***** MATERIAL FOR THIS TASK

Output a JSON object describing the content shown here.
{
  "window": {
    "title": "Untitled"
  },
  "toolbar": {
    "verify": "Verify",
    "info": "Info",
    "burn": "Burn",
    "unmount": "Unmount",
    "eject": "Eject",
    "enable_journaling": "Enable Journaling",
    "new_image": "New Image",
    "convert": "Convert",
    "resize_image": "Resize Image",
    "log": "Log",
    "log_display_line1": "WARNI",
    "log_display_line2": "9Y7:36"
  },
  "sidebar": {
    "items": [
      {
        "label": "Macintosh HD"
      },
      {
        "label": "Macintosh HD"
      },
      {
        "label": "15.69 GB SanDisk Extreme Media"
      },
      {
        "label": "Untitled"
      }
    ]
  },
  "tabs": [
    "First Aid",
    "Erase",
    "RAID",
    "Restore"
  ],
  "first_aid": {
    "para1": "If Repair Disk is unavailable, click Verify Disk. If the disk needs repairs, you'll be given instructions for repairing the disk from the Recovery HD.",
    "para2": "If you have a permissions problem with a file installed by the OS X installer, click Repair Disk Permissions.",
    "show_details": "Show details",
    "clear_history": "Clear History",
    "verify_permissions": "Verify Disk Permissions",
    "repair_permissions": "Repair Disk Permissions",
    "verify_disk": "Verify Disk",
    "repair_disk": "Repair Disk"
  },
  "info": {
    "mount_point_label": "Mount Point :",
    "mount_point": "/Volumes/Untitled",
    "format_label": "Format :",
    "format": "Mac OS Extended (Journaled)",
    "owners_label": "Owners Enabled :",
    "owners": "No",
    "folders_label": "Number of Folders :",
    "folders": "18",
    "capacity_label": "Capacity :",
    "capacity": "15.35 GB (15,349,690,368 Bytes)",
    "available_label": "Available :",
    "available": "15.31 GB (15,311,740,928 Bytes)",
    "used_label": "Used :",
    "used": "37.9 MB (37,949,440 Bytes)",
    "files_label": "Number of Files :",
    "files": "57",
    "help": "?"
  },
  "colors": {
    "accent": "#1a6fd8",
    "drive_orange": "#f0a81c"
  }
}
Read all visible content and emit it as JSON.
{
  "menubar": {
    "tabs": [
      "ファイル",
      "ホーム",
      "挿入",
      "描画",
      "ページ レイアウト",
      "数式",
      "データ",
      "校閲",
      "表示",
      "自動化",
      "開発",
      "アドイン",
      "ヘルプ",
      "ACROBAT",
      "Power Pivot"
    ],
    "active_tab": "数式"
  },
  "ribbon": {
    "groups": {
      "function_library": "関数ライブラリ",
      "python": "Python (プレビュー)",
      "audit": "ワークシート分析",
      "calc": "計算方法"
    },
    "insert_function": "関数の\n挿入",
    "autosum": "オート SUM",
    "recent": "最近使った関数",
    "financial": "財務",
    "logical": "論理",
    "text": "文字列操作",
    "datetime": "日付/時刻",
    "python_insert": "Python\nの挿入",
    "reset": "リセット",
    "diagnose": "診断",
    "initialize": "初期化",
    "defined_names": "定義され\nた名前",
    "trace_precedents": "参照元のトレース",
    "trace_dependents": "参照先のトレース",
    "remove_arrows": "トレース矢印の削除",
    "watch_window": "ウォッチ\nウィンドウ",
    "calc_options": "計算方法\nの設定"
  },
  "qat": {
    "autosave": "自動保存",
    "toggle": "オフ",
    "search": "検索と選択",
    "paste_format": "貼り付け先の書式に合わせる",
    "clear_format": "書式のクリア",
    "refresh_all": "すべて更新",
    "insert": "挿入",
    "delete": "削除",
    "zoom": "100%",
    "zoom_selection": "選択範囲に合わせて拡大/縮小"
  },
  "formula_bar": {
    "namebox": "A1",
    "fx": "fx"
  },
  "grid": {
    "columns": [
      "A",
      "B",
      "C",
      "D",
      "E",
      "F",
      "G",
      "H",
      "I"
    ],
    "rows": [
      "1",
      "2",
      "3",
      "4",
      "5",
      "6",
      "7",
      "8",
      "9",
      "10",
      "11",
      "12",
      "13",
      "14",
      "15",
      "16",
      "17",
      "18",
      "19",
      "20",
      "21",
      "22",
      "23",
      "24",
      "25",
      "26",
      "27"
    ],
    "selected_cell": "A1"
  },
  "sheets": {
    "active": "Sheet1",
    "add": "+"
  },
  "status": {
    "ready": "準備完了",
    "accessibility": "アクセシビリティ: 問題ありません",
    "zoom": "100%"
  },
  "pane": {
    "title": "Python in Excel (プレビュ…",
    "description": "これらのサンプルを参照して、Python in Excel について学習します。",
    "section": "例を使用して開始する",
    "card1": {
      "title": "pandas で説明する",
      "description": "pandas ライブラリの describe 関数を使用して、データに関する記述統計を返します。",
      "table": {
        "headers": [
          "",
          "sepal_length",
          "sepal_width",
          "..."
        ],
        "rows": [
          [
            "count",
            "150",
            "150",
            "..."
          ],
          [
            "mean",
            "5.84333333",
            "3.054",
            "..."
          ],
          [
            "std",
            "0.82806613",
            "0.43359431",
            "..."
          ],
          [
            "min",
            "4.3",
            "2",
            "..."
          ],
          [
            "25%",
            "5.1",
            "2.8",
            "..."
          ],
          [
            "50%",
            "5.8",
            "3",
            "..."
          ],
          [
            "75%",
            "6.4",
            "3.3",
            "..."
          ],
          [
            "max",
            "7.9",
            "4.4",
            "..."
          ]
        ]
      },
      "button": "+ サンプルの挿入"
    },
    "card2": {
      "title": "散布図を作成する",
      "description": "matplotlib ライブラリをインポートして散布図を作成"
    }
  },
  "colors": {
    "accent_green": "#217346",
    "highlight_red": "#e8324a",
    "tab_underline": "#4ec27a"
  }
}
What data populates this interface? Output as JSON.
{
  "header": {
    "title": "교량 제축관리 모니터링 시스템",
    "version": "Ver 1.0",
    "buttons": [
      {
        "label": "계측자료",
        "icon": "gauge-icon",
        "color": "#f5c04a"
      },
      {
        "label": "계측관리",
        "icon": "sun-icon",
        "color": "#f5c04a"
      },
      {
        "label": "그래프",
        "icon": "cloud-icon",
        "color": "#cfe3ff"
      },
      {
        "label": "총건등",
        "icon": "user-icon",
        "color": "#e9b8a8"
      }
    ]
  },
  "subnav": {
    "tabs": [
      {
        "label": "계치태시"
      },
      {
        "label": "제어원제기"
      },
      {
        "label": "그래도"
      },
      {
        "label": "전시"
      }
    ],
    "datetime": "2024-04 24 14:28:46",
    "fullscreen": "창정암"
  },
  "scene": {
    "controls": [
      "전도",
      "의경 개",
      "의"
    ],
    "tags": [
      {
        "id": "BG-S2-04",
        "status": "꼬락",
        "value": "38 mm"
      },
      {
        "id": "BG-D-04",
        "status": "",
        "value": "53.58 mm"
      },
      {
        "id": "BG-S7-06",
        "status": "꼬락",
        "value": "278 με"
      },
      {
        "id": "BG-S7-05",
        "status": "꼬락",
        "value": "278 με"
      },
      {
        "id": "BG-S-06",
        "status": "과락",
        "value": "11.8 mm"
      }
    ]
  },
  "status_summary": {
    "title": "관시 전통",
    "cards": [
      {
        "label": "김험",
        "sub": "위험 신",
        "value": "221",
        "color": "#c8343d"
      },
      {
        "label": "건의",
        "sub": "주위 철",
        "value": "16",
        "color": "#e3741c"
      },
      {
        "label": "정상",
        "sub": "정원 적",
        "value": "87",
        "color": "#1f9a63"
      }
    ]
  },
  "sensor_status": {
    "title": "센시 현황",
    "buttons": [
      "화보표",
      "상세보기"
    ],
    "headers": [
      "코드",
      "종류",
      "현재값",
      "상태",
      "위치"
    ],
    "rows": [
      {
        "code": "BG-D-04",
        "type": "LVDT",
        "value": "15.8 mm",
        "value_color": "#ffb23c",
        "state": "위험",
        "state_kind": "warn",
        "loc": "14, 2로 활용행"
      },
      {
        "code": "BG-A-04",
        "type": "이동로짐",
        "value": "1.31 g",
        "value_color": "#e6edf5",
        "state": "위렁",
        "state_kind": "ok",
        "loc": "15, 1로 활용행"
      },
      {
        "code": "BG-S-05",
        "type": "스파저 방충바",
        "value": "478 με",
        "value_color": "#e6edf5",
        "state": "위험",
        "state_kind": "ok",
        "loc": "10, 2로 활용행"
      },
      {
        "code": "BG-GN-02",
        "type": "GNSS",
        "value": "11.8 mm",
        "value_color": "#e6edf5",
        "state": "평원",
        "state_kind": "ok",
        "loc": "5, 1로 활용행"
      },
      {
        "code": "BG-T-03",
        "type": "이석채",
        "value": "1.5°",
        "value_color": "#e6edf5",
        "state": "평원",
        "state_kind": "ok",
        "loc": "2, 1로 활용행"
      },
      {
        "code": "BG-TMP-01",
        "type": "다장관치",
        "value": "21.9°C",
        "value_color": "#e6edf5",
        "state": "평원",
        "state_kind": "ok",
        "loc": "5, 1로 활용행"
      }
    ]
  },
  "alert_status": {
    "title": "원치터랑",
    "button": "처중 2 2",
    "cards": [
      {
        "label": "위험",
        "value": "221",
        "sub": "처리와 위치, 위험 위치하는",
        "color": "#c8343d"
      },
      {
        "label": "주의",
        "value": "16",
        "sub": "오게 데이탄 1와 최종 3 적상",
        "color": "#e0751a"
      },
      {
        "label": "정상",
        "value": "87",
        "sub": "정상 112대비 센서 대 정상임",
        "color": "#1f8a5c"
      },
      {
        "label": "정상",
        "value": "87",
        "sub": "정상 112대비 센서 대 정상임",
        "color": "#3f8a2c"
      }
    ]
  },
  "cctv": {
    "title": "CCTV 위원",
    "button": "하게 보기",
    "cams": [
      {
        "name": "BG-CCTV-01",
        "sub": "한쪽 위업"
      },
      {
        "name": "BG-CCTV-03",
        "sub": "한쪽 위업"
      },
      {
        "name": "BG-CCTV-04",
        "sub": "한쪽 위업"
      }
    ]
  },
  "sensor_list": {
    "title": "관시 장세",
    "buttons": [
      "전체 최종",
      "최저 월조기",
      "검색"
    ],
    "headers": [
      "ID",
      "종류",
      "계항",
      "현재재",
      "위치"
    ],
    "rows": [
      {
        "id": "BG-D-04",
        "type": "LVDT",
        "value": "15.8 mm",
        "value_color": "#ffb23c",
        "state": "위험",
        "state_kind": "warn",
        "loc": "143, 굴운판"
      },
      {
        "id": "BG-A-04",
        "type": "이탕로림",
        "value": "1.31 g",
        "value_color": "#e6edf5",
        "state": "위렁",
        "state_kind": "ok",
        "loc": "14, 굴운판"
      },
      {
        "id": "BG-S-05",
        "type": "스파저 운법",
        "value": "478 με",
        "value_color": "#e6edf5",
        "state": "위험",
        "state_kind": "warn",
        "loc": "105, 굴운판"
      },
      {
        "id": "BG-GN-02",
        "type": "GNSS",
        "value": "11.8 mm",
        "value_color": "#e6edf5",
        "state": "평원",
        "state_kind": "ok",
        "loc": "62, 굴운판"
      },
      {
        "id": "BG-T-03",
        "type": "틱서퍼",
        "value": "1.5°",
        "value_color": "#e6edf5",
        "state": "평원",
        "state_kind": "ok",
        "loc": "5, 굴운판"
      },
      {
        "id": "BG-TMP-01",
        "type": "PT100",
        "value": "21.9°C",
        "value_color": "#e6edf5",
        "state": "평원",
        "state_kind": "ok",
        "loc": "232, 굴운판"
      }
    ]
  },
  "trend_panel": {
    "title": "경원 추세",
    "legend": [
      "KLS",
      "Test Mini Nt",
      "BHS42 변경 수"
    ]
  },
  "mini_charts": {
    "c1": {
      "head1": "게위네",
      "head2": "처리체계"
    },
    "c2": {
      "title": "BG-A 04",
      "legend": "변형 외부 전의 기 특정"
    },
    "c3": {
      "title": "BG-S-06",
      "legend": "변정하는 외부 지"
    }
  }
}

**********

** INSTRUCTIONS FOR THE TASK **
Your task is to list each line of the records with the word "Untitled".

** CORRECT RESULT **
    "title": "Untitled"
        "label": "Untitled"
    "mount_point": "/Volumes/Untitled",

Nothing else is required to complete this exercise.